**SET PROBLEM:** Your task is to print the material below exactly as presented.

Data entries

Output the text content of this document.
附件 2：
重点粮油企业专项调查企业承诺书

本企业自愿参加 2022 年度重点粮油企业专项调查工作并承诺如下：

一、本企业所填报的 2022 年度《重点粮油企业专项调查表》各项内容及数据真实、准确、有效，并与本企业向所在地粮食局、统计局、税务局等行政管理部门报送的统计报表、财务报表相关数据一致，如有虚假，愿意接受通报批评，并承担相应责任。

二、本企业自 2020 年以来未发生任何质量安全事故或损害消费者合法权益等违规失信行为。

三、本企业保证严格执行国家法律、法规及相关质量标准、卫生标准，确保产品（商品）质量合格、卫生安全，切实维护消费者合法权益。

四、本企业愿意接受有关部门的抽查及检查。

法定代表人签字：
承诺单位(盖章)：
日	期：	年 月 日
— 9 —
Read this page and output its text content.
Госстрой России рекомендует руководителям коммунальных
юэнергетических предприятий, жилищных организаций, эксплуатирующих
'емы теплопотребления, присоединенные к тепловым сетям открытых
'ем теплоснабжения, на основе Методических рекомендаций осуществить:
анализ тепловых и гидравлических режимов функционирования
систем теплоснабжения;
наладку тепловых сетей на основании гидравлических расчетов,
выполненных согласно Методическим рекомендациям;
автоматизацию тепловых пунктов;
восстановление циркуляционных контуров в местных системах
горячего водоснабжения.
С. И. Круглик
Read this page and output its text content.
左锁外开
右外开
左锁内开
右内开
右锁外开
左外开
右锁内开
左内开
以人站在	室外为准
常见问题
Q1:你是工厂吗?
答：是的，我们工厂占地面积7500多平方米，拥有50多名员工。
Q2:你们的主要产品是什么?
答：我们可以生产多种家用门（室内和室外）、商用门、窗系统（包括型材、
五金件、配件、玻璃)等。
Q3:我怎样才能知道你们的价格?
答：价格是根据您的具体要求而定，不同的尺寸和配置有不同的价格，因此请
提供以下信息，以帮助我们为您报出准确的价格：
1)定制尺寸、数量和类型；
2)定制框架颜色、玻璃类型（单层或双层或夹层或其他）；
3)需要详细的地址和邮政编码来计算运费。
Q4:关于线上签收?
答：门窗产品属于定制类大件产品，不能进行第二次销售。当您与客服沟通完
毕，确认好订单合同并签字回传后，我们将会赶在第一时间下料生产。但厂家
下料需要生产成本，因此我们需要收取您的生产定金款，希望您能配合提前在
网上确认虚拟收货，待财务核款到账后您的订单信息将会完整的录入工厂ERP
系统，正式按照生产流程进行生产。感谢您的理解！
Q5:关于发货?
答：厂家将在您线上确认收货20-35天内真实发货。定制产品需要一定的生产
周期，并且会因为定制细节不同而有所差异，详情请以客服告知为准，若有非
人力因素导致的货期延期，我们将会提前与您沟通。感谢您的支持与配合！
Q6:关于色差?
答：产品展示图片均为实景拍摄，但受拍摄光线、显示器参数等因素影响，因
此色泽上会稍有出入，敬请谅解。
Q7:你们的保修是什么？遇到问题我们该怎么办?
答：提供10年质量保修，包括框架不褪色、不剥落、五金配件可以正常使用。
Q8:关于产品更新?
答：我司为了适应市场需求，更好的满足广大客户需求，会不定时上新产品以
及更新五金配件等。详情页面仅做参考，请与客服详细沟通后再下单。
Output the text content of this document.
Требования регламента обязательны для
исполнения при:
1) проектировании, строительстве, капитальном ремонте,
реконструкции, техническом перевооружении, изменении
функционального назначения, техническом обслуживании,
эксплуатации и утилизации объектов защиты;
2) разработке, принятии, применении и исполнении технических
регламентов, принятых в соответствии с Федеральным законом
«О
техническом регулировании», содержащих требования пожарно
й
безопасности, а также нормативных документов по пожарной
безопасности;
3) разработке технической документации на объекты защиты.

**ANSWER TO THE TASK:**
Output the text content of this document.
附件 2：
重点粮油企业专项调查企业承诺书

本企业自愿参加 2022 年度重点粮油企业专项调查工作并承诺如下：

一、本企业所填报的 2022 年度《重点粮油企业专项调查表》各项内容及数据真实、准确、有效，并与本企业向所在地粮食局、统计局、税务局等行政管理部门报送的统计报表、财务报表相关数据一致，如有虚假，愿意接受通报批评，并承担相应责任。

二、本企业自 2020 年以来未发生任何质量安全事故或损害消费者合法权益等违规失信行为。

三、本企业保证严格执行国家法律、法规及相关质量标准、卫生标准，确保产品（商品）质量合格、卫生安全，切实维护消费者合法权益。

四、本企业愿意接受有关部门的抽查及检查。

法定代表人签字：
承诺单位(盖章)：
日	期：	年 月 日
— 9 —
Read this page and output its text content.
Госстрой России рекомендует руководителям коммунальных
юэнергетических предприятий, жилищных организаций, эксплуатирующих
'емы теплопотребления, присоединенные к тепловым сетям открытых
'ем теплоснабжения, на основе Методических рекомендаций осуществить:
анализ тепловых и гидравлических режимов функционирования
систем теплоснабжения;
наладку тепловых сетей на основании гидравлических расчетов,
выполненных согласно Методическим рекомендациям;
автоматизацию тепловых пунктов;
восстановление циркуляционных контуров в местных системах
горячего водоснабжения.
С. И. Круглик
Read this page and output its text content.
左锁外开
右外开
左锁内开
右内开
右锁外开
左外开
右锁内开
左内开
以人站在	室外为准
常见问题
Q1:你是工厂吗?
答：是的，我们工厂占地面积7500多平方米，拥有50多名员工。
Q2:你们的主要产品是什么?
答：我们可以生产多种家用门（室内和室外）、商用门、窗系统（包括型材、
五金件、配件、玻璃)等。
Q3:我怎样才能知道你们的价格?
答：价格是根据您的具体要求而定，不同的尺寸和配置有不同的价格，因此请
提供以下信息，以帮助我们为您报出准确的价格：
1)定制尺寸、数量和类型；
2)定制框架颜色、玻璃类型（单层或双层或夹层或其他）；
3)需要详细的地址和邮政编码来计算运费。
Q4:关于线上签收?
答：门窗产品属于定制类大件产品，不能进行第二次销售。当您与客服沟通完
毕，确认好订单合同并签字回传后，我们将会赶在第一时间下料生产。但厂家
下料需要生产成本，因此我们需要收取您的生产定金款，希望您能配合提前在
网上确认虚拟收货，待财务核款到账后您的订单信息将会完整的录入工厂ERP
系统，正式按照生产流程进行生产。感谢您的理解！
Q5:关于发货?
答：厂家将在您线上确认收货20-35天内真实发货。定制产品需要一定的生产
周期，并且会因为定制细节不同而有所差异，详情请以客服告知为准，若有非
人力因素导致的货期延期，我们将会提前与您沟通。感谢您的支持与配合！
Q6:关于色差?
答：产品展示图片均为实景拍摄，但受拍摄光线、显示器参数等因素影响，因
此色泽上会稍有出入，敬请谅解。
Q7:你们的保修是什么？遇到问题我们该怎么办?
答：提供10年质量保修，包括框架不褪色、不剥落、五金配件可以正常使用。
Q8:关于产品更新?
答：我司为了适应市场需求，更好的满足广大客户需求，会不定时上新产品以
及更新五金配件等。详情页面仅做参考，请与客服详细沟通后再下单。
Output the text content of this document.
Требования регламента обязательны для
исполнения при:
1) проектировании, строительстве, капитальном ремонте,
реконструкции, техническом перевооружении, изменении
функционального назначения, техническом обслуживании,
эксплуатации и утилизации объектов защиты;
2) разработке, принятии, применении и исполнении технических
регламентов, принятых в соответствии с Федеральным законом
«О
техническом регулировании», содержащих требования пожарно
й
безопасности, а также нормативных документов по пожарной
безопасности;
3) разработке технической документации на объекты защиты.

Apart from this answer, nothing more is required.